[Recorded data]
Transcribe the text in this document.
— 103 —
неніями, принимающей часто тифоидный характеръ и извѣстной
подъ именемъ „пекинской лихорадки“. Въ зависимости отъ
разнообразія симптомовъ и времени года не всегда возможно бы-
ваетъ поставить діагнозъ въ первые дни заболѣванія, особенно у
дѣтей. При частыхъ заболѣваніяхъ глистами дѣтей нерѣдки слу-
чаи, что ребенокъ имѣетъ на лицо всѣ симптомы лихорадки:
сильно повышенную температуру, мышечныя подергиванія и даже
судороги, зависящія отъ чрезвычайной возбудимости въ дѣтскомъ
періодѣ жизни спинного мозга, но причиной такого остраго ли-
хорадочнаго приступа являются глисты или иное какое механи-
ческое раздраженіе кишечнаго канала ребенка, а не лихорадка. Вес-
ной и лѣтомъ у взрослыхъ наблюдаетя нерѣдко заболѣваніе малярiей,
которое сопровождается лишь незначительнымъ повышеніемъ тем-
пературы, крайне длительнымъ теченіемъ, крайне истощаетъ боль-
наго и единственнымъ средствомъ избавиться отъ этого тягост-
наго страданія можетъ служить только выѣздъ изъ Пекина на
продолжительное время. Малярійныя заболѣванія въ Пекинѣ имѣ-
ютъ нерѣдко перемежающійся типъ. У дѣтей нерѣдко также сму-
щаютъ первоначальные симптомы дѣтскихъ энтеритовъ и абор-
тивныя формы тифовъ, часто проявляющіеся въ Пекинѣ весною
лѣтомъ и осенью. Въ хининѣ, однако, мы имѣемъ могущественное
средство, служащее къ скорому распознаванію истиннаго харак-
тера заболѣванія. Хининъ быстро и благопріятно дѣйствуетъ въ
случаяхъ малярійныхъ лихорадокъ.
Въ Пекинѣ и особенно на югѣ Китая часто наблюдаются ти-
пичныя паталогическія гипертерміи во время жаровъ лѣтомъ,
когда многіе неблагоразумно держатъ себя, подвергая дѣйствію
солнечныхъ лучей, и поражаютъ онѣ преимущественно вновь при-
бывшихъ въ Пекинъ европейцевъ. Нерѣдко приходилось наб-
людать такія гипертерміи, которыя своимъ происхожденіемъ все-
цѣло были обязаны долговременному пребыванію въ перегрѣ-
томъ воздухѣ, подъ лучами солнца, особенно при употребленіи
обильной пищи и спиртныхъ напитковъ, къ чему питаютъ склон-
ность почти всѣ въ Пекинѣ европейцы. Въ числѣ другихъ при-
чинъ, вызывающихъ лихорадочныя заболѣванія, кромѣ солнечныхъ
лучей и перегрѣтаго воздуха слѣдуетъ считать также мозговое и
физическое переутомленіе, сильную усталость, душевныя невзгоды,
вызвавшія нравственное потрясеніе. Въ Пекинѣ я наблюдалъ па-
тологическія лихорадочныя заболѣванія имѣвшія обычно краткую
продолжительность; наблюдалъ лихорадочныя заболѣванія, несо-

**What you are asked to do**
In the entries above, count every line containing the word "лихорадки". Write only the total.

**Answer for this exercise**
2